Records for this task —
=-=-=-=-=
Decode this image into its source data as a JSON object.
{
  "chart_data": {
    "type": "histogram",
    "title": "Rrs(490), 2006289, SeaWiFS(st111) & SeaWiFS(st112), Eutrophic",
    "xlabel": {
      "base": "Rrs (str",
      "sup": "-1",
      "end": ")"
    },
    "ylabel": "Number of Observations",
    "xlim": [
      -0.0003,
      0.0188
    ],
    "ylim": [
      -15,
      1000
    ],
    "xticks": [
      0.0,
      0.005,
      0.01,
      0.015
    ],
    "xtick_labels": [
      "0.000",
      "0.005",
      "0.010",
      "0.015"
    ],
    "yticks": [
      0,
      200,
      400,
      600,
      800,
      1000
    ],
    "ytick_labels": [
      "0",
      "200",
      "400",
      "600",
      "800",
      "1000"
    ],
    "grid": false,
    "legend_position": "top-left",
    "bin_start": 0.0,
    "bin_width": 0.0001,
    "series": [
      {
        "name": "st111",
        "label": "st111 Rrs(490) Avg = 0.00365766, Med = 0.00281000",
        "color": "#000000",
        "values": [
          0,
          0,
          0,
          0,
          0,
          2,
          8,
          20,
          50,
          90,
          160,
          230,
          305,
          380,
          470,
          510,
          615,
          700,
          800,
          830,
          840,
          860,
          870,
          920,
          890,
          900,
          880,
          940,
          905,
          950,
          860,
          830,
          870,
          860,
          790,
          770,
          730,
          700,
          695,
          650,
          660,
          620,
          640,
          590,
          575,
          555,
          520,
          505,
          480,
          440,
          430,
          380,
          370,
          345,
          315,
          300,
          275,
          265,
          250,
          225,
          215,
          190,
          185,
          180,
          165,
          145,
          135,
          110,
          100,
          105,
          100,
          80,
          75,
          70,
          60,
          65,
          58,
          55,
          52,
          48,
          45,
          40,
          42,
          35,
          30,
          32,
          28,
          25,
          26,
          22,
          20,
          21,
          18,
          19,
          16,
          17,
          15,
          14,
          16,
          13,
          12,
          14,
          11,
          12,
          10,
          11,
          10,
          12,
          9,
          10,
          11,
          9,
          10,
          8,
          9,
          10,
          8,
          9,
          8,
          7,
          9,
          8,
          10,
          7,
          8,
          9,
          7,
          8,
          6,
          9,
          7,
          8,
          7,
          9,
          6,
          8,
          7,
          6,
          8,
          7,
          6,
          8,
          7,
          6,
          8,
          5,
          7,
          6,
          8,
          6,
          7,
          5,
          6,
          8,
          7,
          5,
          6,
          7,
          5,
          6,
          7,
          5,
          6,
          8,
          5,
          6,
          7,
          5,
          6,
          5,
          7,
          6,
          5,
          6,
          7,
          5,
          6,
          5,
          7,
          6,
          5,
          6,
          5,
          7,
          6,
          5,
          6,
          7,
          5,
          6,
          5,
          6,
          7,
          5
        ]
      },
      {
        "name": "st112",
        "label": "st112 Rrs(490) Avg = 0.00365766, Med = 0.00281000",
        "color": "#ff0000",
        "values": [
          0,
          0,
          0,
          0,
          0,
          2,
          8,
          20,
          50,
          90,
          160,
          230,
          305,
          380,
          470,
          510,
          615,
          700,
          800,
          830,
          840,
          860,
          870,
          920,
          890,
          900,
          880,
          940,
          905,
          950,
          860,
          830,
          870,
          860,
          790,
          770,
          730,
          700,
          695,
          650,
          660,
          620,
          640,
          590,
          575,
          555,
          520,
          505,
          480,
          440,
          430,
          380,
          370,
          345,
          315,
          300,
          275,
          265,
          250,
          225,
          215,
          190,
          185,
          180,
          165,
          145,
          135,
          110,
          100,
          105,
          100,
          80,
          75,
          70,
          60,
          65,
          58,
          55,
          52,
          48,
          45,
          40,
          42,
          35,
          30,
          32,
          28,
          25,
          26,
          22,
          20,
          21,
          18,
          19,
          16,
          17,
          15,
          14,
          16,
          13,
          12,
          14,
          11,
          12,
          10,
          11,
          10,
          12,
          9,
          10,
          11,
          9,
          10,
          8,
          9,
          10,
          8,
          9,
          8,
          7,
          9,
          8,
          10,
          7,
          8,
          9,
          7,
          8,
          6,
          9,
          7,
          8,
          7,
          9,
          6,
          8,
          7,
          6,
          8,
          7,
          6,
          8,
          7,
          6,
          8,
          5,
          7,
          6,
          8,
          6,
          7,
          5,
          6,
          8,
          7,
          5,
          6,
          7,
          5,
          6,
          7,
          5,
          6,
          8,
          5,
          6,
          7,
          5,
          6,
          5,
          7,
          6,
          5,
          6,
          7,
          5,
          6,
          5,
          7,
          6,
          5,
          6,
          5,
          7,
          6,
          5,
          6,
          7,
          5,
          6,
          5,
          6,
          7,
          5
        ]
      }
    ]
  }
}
=-=-=-=-=
Task details —
Copy all data exactly, start to finish.

Correct response —
Decode this image into its source data as a JSON object.
{
  "chart_data": {
    "type": "histogram",
    "title": "Rrs(490), 2006289, SeaWiFS(st111) & SeaWiFS(st112), Eutrophic",
    "xlabel": {
      "base": "Rrs (str",
      "sup": "-1",
      "end": ")"
    },
    "ylabel": "Number of Observations",
    "xlim": [
      -0.0003,
      0.0188
    ],
    "ylim": [
      -15,
      1000
    ],
    "xticks": [
      0.0,
      0.005,
      0.01,
      0.015
    ],
    "xtick_labels": [
      "0.000",
      "0.005",
      "0.010",
      "0.015"
    ],
    "yticks": [
      0,
      200,
      400,
      600,
      800,
      1000
    ],
    "ytick_labels": [
      "0",
      "200",
      "400",
      "600",
      "800",
      "1000"
    ],
    "grid": false,
    "legend_position": "top-left",
    "bin_start": 0.0,
    "bin_width": 0.0001,
    "series": [
      {
        "name": "st111",
        "label": "st111 Rrs(490) Avg = 0.00365766, Med = 0.00281000",
        "color": "#000000",
        "values": [
          0,
          0,
          0,
          0,
          0,
          2,
          8,
          20,
          50,
          90,
          160,
          230,
          305,
          380,
          470,
          510,
          615,
          700,
          800,
          830,
          840,
          860,
          870,
          920,
          890,
          900,
          880,
          940,
          905,
          950,
          860,
          830,
          870,
          860,
          790,
          770,
          730,
          700,
          695,
          650,
          660,
          620,
          640,
          590,
          575,
          555,
          520,
          505,
          480,
          440,
          430,
          380,
          370,
          345,
          315,
          300,
          275,
          265,
          250,
          225,
          215,
          190,
          185,
          180,
          165,
          145,
          135,
          110,
          100,
          105,
          100,
          80,
          75,
          70,
          60,
          65,
          58,
          55,
          52,
          48,
          45,
          40,
          42,
          35,
          30,
          32,
          28,
          25,
          26,
          22,
          20,
          21,
          18,
          19,
          16,
          17,
          15,
          14,
          16,
          13,
          12,
          14,
          11,
          12,
          10,
          11,
          10,
          12,
          9,
          10,
          11,
          9,
          10,
          8,
          9,
          10,
          8,
          9,
          8,
          7,
          9,
          8,
          10,
          7,
          8,
          9,
          7,
          8,
          6,
          9,
          7,
          8,
          7,
          9,
          6,
          8,
          7,
          6,
          8,
          7,
          6,
          8,
          7,
          6,
          8,
          5,
          7,
          6,
          8,
          6,
          7,
          5,
          6,
          8,
          7,
          5,
          6,
          7,
          5,
          6,
          7,
          5,
          6,
          8,
          5,
          6,
          7,
          5,
          6,
          5,
          7,
          6,
          5,
          6,
          7,
          5,
          6,
          5,
          7,
          6,
          5,
          6,
          5,
          7,
          6,
          5,
          6,
          7,
          5,
          6,
          5,
          6,
          7,
          5
        ]
      },
      {
        "name": "st112",
        "label": "st112 Rrs(490) Avg = 0.00365766, Med = 0.00281000",
        "color": "#ff0000",
        "values": [
          0,
          0,
          0,
          0,
          0,
          2,
          8,
          20,
          50,
          90,
          160,
          230,
          305,
          380,
          470,
          510,
          615,
          700,
          800,
          830,
          840,
          860,
          870,
          920,
          890,
          900,
          880,
          940,
          905,
          950,
          860,
          830,
          870,
          860,
          790,
          770,
          730,
          700,
          695,
          650,
          660,
          620,
          640,
          590,
          575,
          555,
          520,
          505,
          480,
          440,
          430,
          380,
          370,
          345,
          315,
          300,
          275,
          265,
          250,
          225,
          215,
          190,
          185,
          180,
          165,
          145,
          135,
          110,
          100,
          105,
          100,
          80,
          75,
          70,
          60,
          65,
          58,
          55,
          52,
          48,
          45,
          40,
          42,
          35,
          30,
          32,
          28,
          25,
          26,
          22,
          20,
          21,
          18,
          19,
          16,
          17,
          15,
          14,
          16,
          13,
          12,
          14,
          11,
          12,
          10,
          11,
          10,
          12,
          9,
          10,
          11,
          9,
          10,
          8,
          9,
          10,
          8,
          9,
          8,
          7,
          9,
          8,
          10,
          7,
          8,
          9,
          7,
          8,
          6,
          9,
          7,
          8,
          7,
          9,
          6,
          8,
          7,
          6,
          8,
          7,
          6,
          8,
          7,
          6,
          8,
          5,
          7,
          6,
          8,
          6,
          7,
          5,
          6,
          8,
          7,
          5,
          6,
          7,
          5,
          6,
          7,
          5,
          6,
          8,
          5,
          6,
          7,
          5,
          6,
          5,
          7,
          6,
          5,
          6,
          7,
          5,
          6,
          5,
          7,
          6,
          5,
          6,
          5,
          7,
          6,
          5,
          6,
          7,
          5,
          6,
          5,
          6,
          7,
          5
        ]
      }
    ]
  }
}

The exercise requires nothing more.